Please write out the material below exactly as given.

================================

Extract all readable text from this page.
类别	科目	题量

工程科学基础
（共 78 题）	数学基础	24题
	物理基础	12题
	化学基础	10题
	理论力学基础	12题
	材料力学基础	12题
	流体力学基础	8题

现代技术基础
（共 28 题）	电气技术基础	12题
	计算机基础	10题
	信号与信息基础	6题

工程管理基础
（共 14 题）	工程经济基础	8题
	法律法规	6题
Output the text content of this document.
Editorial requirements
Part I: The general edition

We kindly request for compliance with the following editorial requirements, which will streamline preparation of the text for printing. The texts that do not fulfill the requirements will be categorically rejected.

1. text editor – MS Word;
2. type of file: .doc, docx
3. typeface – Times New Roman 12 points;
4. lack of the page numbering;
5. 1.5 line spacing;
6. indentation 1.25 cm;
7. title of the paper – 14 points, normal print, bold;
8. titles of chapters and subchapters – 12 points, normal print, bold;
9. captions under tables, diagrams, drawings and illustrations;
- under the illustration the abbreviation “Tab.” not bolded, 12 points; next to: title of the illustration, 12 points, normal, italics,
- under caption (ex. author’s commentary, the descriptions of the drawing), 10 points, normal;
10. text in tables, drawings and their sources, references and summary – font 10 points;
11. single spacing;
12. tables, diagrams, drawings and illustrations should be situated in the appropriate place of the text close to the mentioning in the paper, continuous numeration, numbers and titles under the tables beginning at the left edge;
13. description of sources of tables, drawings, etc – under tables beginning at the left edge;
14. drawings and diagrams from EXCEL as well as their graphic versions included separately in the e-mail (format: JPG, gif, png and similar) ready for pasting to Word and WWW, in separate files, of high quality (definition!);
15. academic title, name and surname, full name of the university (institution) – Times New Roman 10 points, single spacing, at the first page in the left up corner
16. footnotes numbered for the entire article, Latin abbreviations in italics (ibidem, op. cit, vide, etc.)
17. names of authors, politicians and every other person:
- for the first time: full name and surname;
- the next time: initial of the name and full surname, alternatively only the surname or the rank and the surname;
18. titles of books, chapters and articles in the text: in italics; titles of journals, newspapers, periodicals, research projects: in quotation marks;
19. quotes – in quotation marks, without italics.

================================

## OUTPUT BELOW:
Extract all readable text from this page.
类别	科目	题量

工程科学基础
（共 78 题）	数学基础	24题
	物理基础	12题
	化学基础	10题
	理论力学基础	12题
	材料力学基础	12题
	流体力学基础	8题

现代技术基础
（共 28 题）	电气技术基础	12题
	计算机基础	10题
	信号与信息基础	6题

工程管理基础
（共 14 题）	工程经济基础	8题
	法律法规	6题
Output the text content of this document.
Editorial requirements
Part I: The general edition

We kindly request for compliance with the following editorial requirements, which will streamline preparation of the text for printing. The texts that do not fulfill the requirements will be categorically rejected.

1. text editor – MS Word;
2. type of file: .doc, docx
3. typeface – Times New Roman 12 points;
4. lack of the page numbering;
5. 1.5 line spacing;
6. indentation 1.25 cm;
7. title of the paper – 14 points, normal print, bold;
8. titles of chapters and subchapters – 12 points, normal print, bold;
9. captions under tables, diagrams, drawings and illustrations;
- under the illustration the abbreviation “Tab.” not bolded, 12 points; next to: title of the illustration, 12 points, normal, italics,
- under caption (ex. author’s commentary, the descriptions of the drawing), 10 points, normal;
10. text in tables, drawings and their sources, references and summary – font 10 points;
11. single spacing;
12. tables, diagrams, drawings and illustrations should be situated in the appropriate place of the text close to the mentioning in the paper, continuous numeration, numbers and titles under the tables beginning at the left edge;
13. description of sources of tables, drawings, etc – under tables beginning at the left edge;
14. drawings and diagrams from EXCEL as well as their graphic versions included separately in the e-mail (format: JPG, gif, png and similar) ready for pasting to Word and WWW, in separate files, of high quality (definition!);
15. academic title, name and surname, full name of the university (institution) – Times New Roman 10 points, single spacing, at the first page in the left up corner
16. footnotes numbered for the entire article, Latin abbreviations in italics (ibidem, op. cit, vide, etc.)
17. names of authors, politicians and every other person:
- for the first time: full name and surname;
- the next time: initial of the name and full surname, alternatively only the surname or the rank and the surname;
18. titles of books, chapters and articles in the text: in italics; titles of journals, newspapers, periodicals, research projects: in quotation marks;
19. quotes – in quotation marks, without italics.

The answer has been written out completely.